** start of PROVIDED DATA **
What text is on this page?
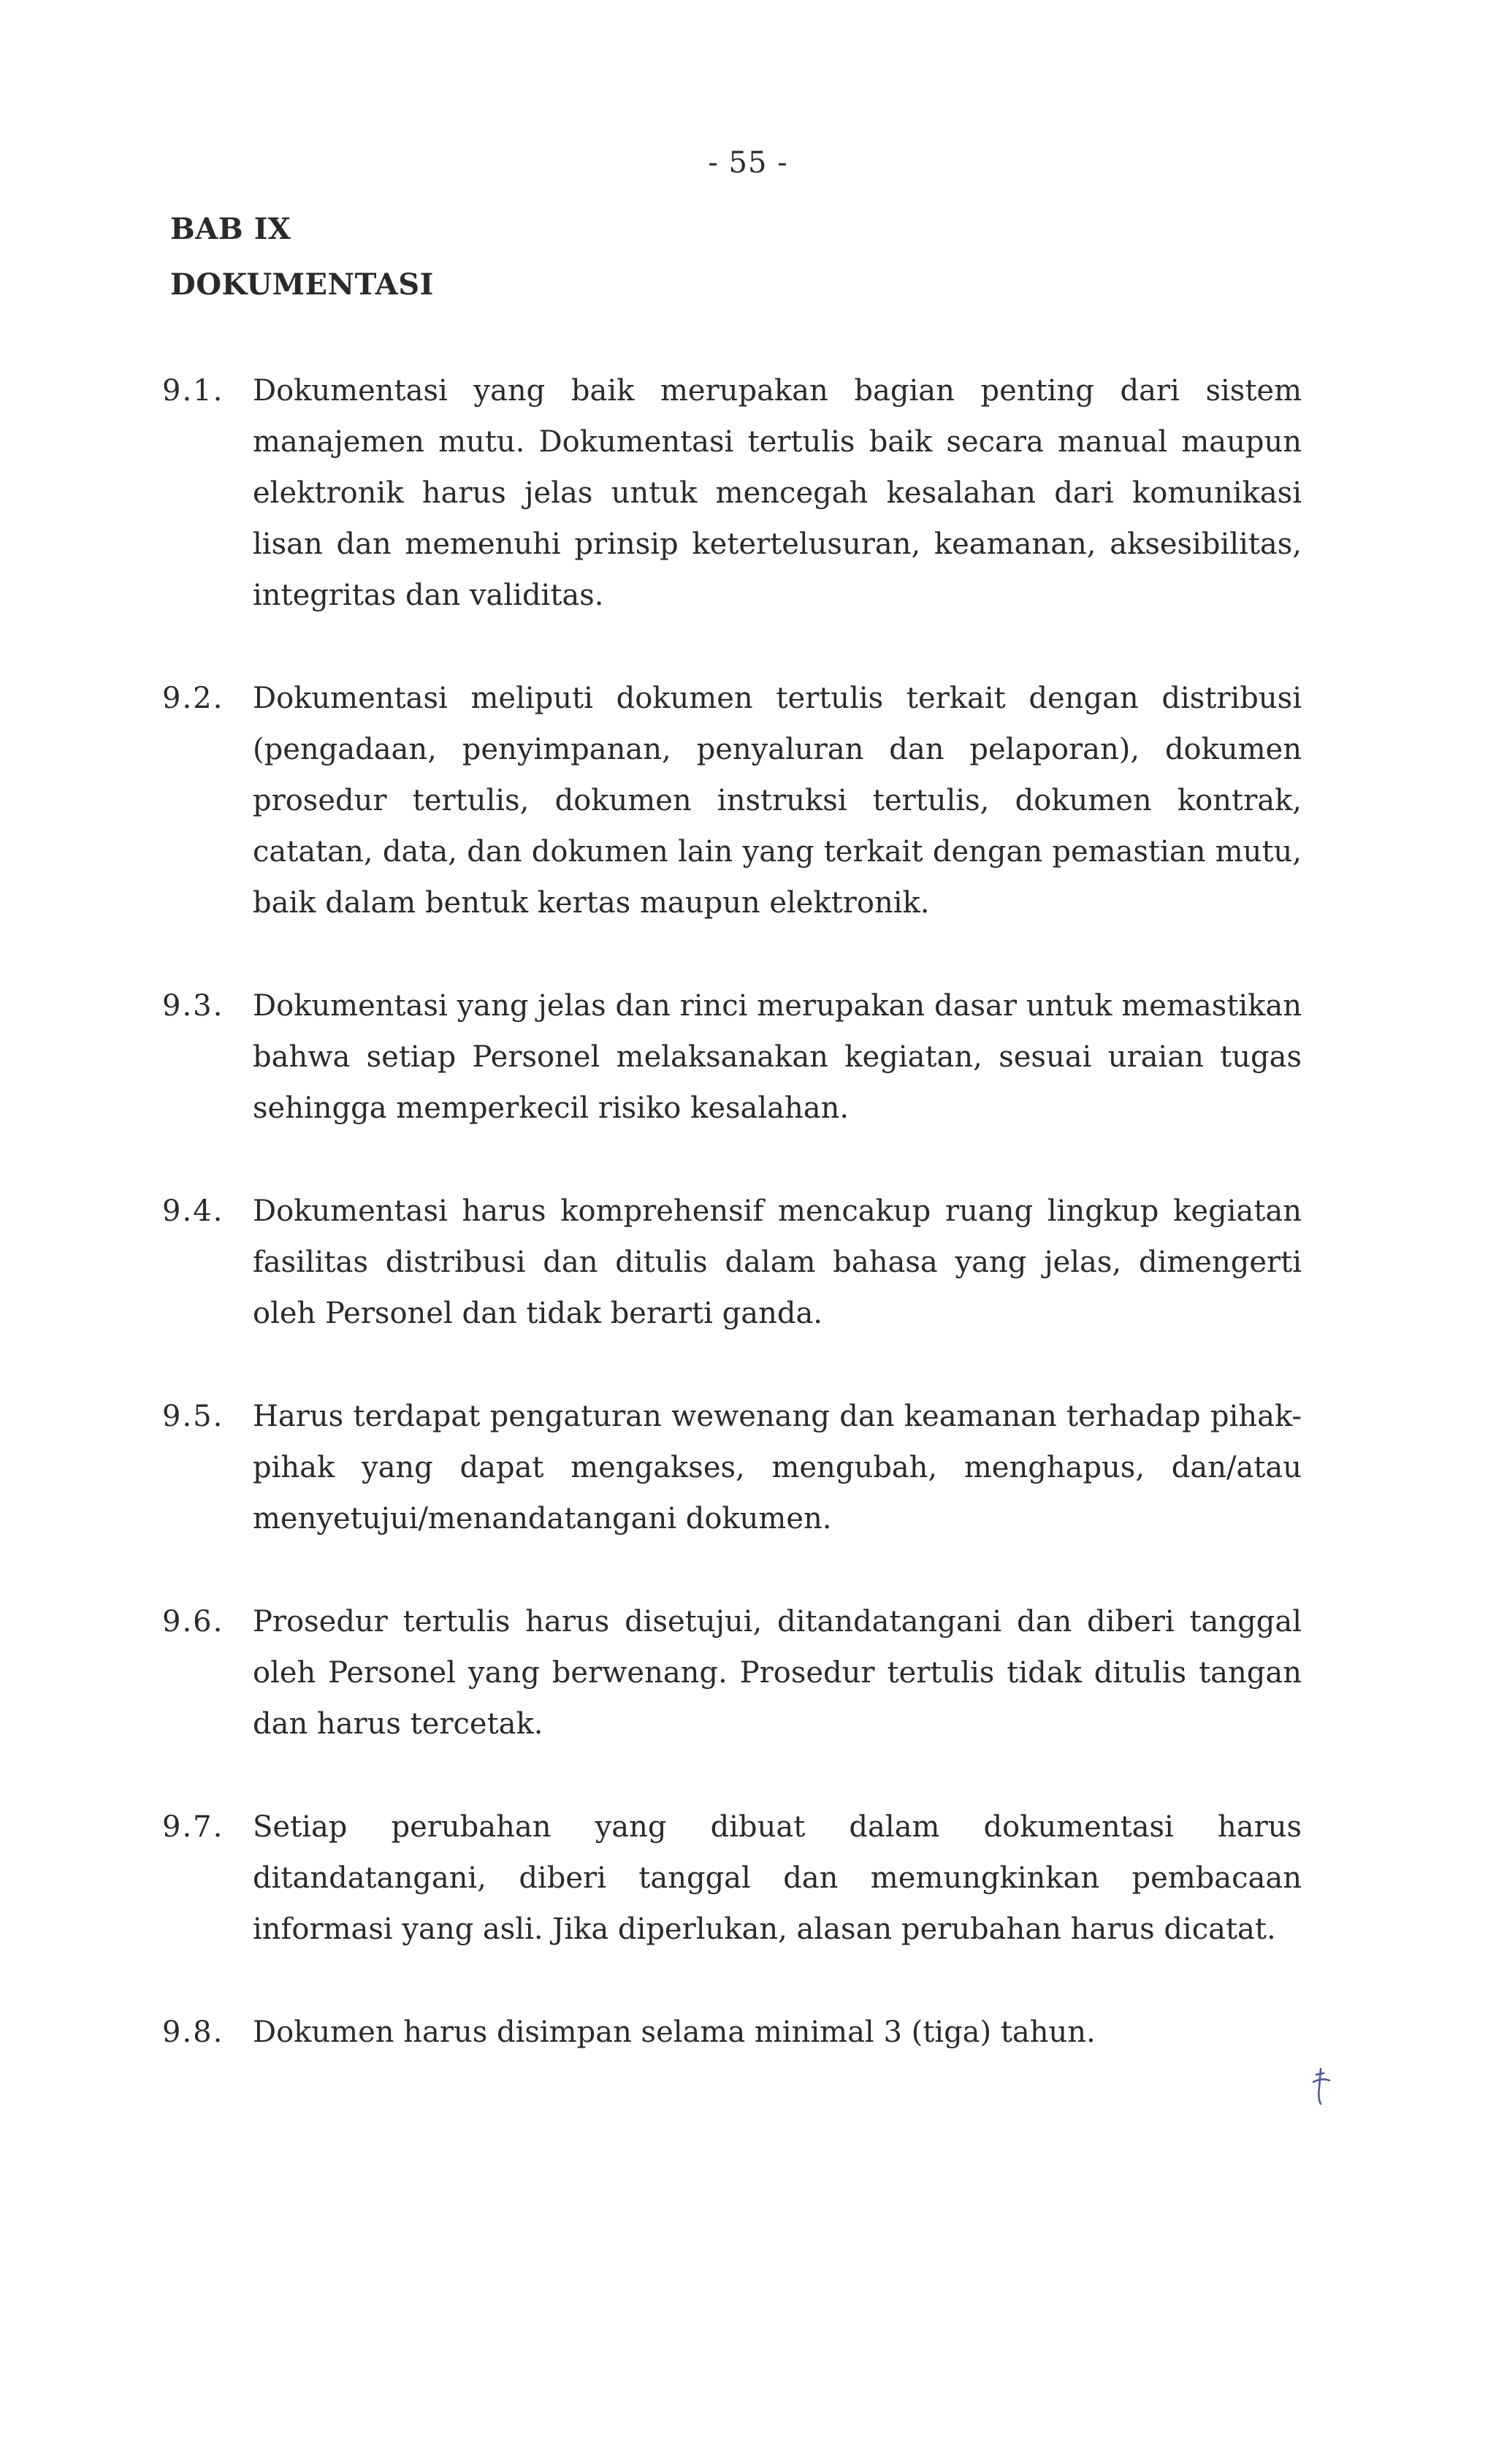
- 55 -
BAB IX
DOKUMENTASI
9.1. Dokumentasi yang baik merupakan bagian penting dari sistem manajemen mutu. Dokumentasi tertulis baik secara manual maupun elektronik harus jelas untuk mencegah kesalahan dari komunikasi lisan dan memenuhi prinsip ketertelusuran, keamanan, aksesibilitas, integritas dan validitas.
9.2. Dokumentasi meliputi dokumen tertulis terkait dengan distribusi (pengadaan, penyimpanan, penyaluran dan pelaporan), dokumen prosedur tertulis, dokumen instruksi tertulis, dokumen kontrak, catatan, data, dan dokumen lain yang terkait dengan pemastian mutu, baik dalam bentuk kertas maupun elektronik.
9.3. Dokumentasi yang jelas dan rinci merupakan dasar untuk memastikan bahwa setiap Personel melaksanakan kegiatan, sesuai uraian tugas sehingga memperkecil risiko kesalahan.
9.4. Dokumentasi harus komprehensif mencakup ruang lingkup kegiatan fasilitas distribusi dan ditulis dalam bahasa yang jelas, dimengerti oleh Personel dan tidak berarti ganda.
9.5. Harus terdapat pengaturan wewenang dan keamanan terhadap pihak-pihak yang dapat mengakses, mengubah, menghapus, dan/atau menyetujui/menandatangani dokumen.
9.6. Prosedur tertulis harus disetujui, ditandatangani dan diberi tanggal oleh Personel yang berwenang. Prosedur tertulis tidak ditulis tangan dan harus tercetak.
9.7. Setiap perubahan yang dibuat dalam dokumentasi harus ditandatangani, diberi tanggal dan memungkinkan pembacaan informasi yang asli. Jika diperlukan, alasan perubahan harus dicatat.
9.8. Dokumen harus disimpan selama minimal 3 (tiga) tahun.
** end of PROVIDED DATA **
** start of PROVIDED DATA **
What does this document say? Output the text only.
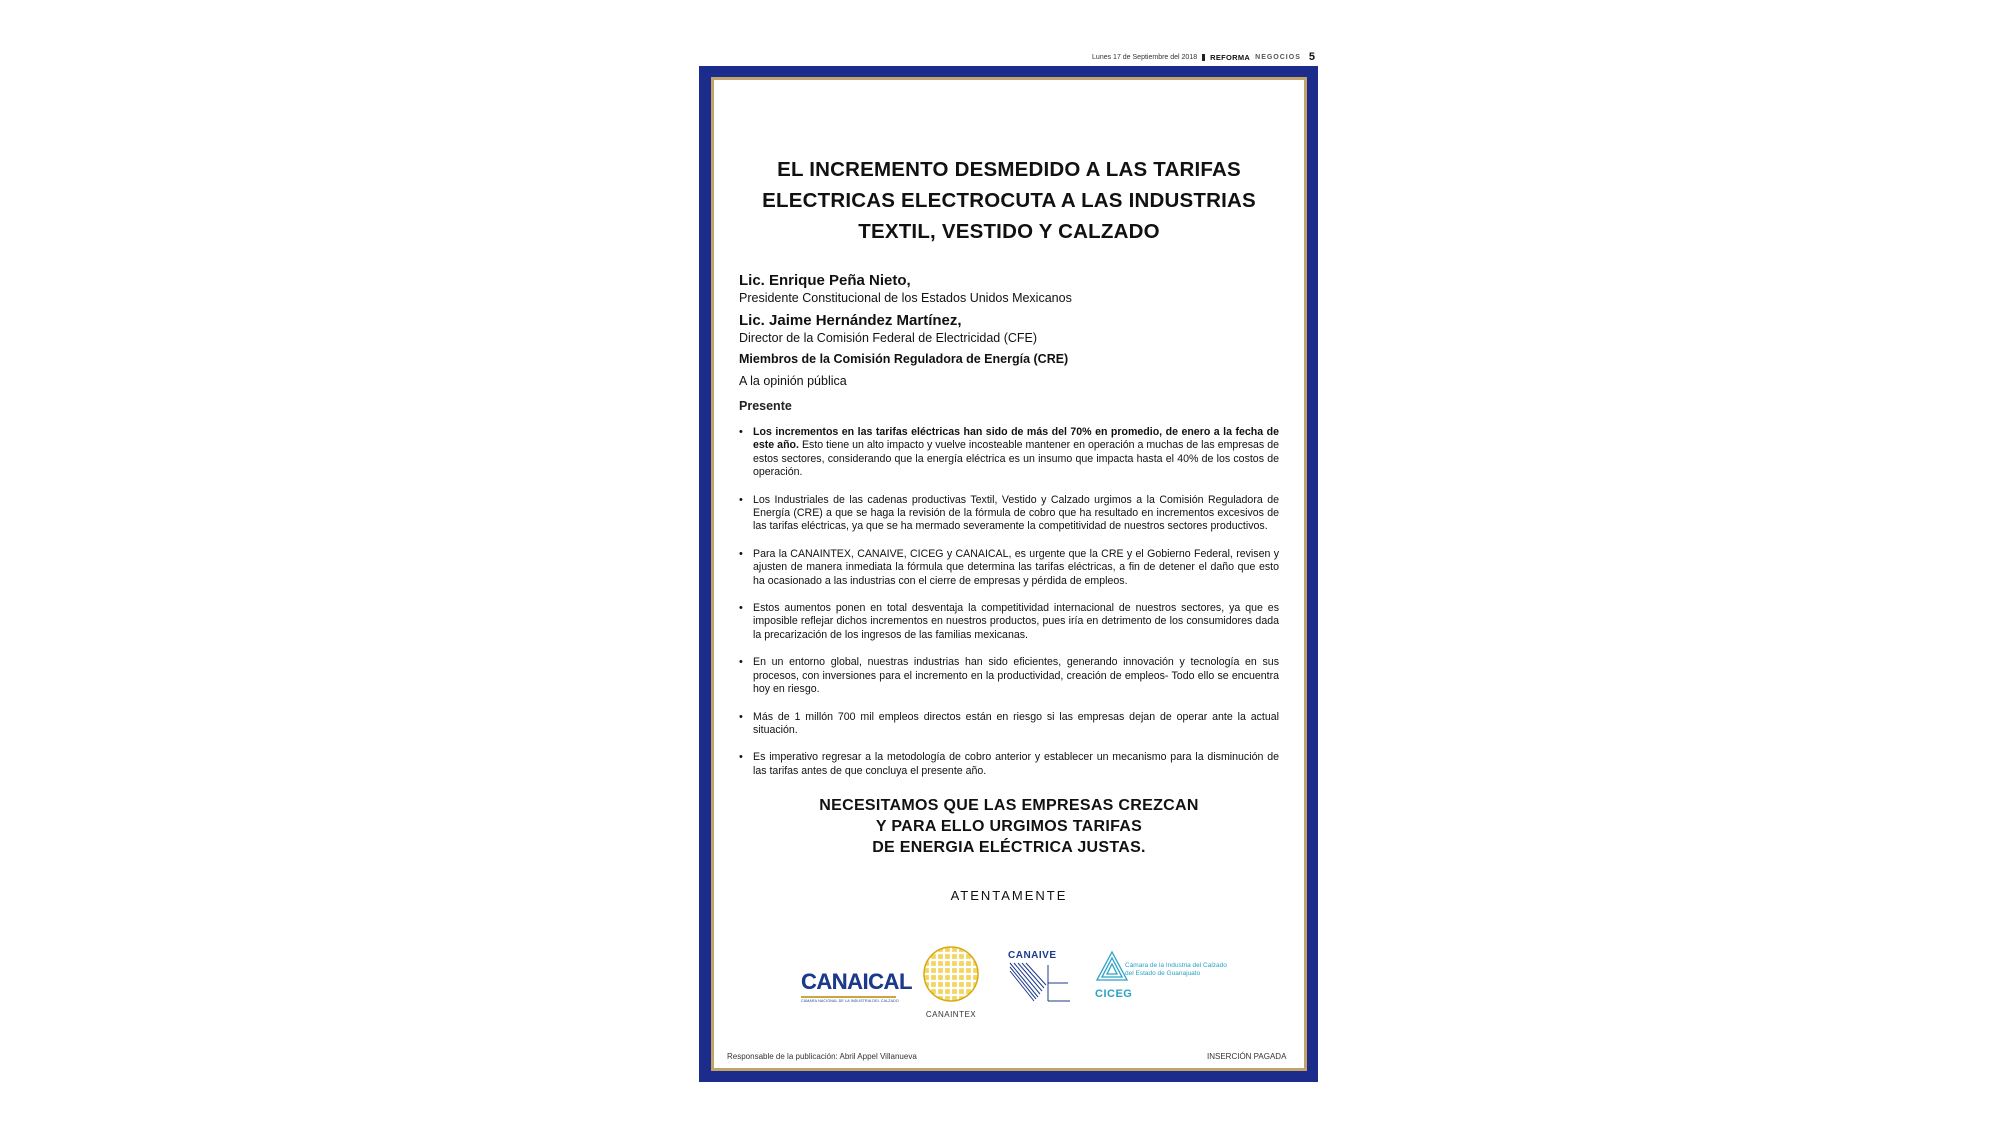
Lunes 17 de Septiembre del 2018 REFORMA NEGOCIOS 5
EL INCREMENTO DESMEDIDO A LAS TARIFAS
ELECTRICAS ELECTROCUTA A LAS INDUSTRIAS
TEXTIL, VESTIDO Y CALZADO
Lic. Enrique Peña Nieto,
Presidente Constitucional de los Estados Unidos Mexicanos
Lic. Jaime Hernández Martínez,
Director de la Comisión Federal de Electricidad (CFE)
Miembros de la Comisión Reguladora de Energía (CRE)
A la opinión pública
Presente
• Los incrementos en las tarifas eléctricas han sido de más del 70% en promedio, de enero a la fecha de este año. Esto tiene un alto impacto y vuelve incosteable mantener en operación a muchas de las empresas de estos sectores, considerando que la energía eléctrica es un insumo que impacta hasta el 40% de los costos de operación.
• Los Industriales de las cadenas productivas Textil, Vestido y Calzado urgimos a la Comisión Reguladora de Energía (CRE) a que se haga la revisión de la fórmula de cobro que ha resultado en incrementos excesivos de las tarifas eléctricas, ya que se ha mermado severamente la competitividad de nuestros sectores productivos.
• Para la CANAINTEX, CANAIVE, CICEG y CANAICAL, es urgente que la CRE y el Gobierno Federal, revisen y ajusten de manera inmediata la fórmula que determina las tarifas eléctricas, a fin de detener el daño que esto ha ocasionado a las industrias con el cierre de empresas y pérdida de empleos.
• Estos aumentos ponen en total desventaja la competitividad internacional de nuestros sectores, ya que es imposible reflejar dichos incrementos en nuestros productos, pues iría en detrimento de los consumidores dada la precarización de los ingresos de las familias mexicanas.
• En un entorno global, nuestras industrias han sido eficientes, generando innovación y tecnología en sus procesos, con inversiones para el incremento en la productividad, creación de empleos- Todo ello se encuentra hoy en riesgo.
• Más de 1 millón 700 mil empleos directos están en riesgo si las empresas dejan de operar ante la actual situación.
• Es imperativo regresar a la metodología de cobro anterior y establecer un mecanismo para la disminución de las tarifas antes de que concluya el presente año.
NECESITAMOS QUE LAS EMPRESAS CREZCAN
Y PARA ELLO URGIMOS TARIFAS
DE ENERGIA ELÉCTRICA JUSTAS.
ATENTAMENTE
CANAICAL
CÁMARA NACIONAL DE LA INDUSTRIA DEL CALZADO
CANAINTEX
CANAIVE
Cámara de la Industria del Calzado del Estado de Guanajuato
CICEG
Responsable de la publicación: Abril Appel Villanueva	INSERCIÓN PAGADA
** end of PROVIDED DATA **
AIM OF THE TASK: Filter the data, keeping only the lines that contain "baik".

OUTPUT FOR THIS EXERCISE:
9.1. Dokumentasi yang baik merupakan bagian penting dari sistem manajemen mutu. Dokumentasi tertulis baik secara manual maupun elektronik harus jelas untuk mencegah kesalahan dari komunikasi lisan dan memenuhi prinsip ketertelusuran, keamanan, aksesibilitas, integritas dan validitas.
9.2. Dokumentasi meliputi dokumen tertulis terkait dengan distribusi (pengadaan, penyimpanan, penyaluran dan pelaporan), dokumen prosedur tertulis, dokumen instruksi tertulis, dokumen kontrak, catatan, data, dan dokumen lain yang terkait dengan pemastian mutu, baik dalam bentuk kertas maupun elektronik.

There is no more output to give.